**SHORT TASK**
Whenever a line contains the string "Creek", copy it out of the entries.

☆ ☆ ☆ ☆ ☆ ☆ ☆

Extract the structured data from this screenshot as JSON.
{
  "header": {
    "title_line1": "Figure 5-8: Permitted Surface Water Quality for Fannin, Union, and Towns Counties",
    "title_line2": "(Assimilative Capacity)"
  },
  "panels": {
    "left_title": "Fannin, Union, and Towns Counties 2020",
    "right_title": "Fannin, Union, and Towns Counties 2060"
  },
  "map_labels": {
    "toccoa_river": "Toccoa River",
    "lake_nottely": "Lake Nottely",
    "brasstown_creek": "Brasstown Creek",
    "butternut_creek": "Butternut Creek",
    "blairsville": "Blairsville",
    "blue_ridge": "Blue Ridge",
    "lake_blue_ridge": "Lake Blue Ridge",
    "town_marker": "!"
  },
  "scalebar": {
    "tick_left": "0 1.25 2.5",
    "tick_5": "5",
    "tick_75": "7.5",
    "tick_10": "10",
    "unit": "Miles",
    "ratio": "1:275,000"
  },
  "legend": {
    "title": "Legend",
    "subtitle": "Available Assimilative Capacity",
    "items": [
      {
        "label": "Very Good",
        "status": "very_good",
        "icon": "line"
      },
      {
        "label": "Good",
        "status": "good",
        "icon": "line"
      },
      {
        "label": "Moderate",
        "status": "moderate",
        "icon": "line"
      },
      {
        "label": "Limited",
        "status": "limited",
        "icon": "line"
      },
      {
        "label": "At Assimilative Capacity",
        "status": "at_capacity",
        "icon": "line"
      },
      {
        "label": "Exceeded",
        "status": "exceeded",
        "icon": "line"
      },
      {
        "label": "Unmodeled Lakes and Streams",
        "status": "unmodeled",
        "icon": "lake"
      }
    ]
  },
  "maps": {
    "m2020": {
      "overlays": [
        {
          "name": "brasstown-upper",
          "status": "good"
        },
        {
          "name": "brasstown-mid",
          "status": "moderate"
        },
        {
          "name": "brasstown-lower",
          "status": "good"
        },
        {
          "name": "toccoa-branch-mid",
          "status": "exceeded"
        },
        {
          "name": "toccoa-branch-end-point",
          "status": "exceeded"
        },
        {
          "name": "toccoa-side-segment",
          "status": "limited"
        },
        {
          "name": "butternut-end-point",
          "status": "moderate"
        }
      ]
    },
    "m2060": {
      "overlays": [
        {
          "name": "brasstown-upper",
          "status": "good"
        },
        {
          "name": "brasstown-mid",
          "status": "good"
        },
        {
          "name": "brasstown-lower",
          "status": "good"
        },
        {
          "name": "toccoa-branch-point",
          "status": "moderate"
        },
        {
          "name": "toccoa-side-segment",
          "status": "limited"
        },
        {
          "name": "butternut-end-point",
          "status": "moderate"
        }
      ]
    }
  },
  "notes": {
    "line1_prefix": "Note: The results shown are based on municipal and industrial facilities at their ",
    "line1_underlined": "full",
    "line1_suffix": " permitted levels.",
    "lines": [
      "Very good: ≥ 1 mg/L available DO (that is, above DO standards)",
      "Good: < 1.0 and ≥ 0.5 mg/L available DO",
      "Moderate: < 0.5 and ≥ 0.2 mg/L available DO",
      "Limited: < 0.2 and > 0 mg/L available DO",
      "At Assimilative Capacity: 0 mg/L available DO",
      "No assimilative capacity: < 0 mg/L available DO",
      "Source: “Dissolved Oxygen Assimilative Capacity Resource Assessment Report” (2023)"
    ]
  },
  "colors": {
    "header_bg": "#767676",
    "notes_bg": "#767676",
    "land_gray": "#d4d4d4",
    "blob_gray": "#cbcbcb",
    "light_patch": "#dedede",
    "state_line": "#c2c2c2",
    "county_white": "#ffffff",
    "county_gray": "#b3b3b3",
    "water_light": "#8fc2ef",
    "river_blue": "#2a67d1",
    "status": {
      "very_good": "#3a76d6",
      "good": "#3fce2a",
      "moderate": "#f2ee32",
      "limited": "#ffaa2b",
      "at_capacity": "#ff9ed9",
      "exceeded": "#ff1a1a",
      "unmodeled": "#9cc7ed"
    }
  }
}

☆ ☆ ☆ ☆ ☆ ☆ ☆

**FINAL ANSWER**
    "brasstown_creek": "Brasstown Creek",
    "butternut_creek": "Butternut Creek",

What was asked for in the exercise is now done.